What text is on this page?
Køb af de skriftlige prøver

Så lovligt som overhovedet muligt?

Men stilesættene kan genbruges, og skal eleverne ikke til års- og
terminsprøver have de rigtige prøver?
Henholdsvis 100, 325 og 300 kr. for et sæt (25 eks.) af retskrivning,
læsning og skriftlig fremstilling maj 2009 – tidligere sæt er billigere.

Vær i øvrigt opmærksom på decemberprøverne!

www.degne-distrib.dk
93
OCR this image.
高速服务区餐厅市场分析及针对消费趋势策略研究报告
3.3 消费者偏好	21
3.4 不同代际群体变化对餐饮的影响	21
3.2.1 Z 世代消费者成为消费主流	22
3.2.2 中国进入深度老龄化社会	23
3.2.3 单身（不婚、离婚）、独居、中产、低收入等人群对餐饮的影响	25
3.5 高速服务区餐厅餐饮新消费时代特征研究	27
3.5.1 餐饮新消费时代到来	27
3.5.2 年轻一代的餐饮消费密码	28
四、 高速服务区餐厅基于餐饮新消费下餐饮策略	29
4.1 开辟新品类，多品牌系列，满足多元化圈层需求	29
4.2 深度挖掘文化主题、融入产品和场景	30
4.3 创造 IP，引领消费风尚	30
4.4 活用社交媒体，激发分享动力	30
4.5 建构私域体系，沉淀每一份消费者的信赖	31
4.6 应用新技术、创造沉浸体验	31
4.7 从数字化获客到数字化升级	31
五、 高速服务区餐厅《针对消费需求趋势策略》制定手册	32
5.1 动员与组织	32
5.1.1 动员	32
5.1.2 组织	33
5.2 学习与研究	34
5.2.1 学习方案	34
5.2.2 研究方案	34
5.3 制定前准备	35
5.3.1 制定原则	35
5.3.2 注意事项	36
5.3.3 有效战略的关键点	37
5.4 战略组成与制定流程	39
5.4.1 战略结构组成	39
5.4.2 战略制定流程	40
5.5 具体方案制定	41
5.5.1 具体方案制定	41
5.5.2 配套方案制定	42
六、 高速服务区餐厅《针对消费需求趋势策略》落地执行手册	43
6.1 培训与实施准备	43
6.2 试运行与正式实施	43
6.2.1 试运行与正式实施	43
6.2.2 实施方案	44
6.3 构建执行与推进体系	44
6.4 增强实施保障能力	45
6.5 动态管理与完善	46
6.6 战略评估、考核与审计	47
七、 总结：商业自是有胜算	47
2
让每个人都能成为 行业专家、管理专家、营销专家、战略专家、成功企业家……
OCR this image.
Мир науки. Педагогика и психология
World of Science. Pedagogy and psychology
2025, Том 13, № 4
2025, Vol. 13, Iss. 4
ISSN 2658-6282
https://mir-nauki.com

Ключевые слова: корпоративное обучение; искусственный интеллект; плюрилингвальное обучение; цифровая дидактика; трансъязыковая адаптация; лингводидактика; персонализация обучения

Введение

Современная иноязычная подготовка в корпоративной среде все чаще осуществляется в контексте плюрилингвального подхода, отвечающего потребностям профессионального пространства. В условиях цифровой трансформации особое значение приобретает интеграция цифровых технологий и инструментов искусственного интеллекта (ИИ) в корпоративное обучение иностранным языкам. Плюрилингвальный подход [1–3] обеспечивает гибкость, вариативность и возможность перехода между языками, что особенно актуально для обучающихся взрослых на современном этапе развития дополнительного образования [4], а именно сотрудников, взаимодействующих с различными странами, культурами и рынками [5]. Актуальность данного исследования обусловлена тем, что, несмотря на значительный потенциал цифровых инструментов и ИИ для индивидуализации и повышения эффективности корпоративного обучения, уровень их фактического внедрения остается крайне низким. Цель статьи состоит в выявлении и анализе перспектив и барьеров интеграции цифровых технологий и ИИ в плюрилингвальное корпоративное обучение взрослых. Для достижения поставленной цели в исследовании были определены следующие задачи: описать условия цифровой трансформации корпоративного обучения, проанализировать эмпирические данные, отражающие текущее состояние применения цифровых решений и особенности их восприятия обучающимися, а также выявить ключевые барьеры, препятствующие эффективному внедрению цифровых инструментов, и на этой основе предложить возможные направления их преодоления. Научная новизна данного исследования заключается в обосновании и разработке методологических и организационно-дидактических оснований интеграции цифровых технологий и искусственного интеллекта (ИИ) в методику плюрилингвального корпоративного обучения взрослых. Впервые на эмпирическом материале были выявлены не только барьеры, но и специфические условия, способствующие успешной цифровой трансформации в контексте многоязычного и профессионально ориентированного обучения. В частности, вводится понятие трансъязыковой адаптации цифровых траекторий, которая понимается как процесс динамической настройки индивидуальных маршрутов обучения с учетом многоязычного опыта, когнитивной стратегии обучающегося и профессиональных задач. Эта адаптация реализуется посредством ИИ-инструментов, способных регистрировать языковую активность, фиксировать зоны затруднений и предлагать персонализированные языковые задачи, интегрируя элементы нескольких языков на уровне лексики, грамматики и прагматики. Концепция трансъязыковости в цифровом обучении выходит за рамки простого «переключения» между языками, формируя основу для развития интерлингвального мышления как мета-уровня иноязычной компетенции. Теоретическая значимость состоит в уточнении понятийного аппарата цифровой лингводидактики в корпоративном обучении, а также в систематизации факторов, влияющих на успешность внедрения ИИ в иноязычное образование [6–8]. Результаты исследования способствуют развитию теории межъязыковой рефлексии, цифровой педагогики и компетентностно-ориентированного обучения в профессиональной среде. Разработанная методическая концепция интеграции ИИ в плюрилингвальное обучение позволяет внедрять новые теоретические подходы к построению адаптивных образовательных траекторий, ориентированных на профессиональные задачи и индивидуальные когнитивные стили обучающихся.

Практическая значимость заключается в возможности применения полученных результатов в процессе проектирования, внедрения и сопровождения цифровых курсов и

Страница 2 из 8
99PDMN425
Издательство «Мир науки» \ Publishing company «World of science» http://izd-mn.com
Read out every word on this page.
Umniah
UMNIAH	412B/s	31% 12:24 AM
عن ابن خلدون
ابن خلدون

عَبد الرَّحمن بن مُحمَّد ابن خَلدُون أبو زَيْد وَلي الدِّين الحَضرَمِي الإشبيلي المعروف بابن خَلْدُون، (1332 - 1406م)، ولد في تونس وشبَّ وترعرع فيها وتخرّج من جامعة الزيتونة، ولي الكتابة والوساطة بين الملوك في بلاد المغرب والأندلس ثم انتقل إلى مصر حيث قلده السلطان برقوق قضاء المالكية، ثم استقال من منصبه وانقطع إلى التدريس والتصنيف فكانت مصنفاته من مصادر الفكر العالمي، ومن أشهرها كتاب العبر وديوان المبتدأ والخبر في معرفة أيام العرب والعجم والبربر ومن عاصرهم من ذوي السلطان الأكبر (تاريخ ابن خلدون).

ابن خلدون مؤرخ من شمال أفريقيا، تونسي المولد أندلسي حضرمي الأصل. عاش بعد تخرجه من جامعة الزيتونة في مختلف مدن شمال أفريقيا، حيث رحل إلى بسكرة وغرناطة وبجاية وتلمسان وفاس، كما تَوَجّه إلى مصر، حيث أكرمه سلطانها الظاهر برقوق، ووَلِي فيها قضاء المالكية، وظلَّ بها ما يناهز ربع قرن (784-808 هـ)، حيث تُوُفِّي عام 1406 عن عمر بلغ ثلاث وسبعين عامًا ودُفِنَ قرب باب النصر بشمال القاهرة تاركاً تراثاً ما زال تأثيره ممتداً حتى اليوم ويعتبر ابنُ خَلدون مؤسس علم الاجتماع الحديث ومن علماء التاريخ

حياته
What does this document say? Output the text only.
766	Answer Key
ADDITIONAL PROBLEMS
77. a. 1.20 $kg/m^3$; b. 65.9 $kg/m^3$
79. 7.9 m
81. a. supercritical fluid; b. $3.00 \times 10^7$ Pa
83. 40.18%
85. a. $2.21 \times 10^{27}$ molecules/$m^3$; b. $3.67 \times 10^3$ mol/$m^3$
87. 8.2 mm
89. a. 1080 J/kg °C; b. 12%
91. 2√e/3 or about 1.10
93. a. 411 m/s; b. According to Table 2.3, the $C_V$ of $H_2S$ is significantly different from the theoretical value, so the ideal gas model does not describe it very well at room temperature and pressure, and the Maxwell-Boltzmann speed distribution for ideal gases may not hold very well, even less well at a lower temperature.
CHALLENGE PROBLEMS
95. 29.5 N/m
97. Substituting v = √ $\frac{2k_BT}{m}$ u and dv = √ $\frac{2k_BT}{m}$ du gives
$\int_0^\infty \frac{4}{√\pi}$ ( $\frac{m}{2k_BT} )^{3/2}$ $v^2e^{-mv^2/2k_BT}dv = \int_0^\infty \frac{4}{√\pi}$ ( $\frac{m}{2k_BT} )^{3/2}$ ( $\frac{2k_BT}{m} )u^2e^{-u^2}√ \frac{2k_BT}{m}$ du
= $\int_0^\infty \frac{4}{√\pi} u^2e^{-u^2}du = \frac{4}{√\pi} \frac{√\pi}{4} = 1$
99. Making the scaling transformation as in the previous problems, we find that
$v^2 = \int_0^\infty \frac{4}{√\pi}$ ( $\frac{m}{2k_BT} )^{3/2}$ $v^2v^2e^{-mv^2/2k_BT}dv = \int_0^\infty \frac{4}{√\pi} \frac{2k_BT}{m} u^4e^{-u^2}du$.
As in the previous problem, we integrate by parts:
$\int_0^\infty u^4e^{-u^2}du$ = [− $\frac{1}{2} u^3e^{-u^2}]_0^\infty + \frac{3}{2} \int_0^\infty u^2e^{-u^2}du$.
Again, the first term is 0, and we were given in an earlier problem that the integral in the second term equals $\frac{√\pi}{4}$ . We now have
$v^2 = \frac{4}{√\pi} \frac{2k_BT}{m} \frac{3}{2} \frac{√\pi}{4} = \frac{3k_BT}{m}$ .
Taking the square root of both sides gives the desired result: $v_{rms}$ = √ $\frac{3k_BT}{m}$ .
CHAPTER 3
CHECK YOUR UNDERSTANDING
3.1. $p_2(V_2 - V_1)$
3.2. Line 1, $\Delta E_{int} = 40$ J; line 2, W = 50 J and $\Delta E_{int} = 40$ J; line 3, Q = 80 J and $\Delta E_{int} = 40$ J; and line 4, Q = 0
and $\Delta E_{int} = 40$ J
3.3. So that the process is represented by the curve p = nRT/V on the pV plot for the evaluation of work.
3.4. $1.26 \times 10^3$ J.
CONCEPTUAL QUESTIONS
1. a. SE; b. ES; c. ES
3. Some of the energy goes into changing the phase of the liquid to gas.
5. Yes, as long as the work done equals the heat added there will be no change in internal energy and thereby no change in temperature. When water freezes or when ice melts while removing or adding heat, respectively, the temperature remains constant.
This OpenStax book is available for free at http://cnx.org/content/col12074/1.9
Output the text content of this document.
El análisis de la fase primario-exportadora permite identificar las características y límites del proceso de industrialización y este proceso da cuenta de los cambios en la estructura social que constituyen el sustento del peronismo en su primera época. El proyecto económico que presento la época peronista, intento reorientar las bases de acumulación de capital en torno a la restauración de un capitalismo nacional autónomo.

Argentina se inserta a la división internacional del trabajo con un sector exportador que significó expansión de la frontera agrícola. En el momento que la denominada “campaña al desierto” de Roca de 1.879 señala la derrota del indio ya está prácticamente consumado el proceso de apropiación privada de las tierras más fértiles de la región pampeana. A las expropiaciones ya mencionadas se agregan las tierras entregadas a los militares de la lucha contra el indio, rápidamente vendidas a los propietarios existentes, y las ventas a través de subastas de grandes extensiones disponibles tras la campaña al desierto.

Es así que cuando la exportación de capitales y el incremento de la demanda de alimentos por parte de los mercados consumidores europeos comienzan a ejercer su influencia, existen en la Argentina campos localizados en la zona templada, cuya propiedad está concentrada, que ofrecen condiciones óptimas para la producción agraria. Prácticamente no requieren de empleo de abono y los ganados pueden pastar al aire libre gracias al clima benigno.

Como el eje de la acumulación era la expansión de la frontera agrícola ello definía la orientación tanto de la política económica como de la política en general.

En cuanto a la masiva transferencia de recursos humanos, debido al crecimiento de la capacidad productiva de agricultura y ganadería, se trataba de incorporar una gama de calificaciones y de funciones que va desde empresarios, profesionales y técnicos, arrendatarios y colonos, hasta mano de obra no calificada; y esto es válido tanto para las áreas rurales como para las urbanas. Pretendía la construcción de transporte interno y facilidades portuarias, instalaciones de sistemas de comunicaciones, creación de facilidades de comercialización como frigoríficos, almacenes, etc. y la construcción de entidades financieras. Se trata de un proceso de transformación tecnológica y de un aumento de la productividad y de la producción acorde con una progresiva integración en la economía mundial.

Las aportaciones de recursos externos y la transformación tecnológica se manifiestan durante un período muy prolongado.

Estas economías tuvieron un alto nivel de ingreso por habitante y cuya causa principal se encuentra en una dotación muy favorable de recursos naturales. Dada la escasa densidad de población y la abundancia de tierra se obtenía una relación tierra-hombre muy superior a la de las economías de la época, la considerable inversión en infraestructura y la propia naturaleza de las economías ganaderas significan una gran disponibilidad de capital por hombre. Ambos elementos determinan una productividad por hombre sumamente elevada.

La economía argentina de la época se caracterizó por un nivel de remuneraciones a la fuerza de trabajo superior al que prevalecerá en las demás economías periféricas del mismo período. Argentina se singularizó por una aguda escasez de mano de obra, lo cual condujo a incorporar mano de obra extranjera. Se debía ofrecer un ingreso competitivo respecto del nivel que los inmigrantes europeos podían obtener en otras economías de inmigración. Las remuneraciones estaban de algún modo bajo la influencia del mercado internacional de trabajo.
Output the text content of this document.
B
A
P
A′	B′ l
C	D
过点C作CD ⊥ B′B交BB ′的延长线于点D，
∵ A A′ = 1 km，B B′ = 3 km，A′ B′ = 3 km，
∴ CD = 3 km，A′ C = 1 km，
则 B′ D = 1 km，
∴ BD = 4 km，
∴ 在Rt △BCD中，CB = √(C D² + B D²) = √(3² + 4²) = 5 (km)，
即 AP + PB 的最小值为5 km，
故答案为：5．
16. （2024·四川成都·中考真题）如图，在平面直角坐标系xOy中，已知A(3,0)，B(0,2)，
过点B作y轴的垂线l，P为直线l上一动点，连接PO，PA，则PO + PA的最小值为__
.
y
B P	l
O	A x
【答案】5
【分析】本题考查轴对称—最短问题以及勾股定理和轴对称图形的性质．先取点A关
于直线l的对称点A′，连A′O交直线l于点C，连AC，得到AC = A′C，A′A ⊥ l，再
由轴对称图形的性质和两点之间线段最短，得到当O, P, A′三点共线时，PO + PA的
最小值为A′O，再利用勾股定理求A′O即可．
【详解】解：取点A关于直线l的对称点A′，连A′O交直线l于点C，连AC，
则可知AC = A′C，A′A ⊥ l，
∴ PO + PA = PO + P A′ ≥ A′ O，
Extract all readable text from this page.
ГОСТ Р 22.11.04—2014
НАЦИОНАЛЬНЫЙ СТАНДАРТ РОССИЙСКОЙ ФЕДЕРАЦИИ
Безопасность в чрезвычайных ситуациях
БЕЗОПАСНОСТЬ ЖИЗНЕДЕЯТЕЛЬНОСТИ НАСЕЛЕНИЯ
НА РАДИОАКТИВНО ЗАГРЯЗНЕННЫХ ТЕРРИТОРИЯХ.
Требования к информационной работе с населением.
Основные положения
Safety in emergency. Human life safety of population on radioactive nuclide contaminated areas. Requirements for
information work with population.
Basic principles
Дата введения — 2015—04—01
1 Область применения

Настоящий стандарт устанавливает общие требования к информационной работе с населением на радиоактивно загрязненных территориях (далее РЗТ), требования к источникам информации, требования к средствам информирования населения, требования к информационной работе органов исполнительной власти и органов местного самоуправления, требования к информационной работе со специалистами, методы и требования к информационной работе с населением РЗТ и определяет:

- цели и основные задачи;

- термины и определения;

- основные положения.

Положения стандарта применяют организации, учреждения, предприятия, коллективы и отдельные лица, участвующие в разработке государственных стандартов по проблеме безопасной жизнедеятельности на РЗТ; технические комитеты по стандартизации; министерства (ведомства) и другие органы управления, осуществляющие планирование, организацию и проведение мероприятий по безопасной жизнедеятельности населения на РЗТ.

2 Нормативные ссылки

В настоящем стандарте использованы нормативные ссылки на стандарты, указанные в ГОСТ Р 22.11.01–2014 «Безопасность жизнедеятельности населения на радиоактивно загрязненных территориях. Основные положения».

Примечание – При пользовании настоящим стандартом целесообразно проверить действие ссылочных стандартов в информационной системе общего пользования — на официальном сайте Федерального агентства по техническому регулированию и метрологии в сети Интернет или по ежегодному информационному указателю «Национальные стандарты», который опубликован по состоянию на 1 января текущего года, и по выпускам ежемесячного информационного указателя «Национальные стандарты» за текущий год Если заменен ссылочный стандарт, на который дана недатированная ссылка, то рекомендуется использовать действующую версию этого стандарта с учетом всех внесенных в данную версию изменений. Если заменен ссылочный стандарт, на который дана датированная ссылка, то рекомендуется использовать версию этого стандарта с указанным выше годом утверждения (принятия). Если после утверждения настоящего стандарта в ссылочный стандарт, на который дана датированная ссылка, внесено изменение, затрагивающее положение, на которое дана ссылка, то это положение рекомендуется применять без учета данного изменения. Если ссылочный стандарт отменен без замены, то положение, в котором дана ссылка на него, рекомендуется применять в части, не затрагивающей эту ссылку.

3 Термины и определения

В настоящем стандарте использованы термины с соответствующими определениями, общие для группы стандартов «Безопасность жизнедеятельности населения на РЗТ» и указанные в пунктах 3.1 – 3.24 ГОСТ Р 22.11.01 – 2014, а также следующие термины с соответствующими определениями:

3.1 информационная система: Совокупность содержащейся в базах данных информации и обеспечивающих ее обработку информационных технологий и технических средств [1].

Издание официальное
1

***

OBJECTIVE
State the number of lines in these entries that include the string "общие". Provide nothing beyond that number.

ANSWER TO THIS PROBLEM
2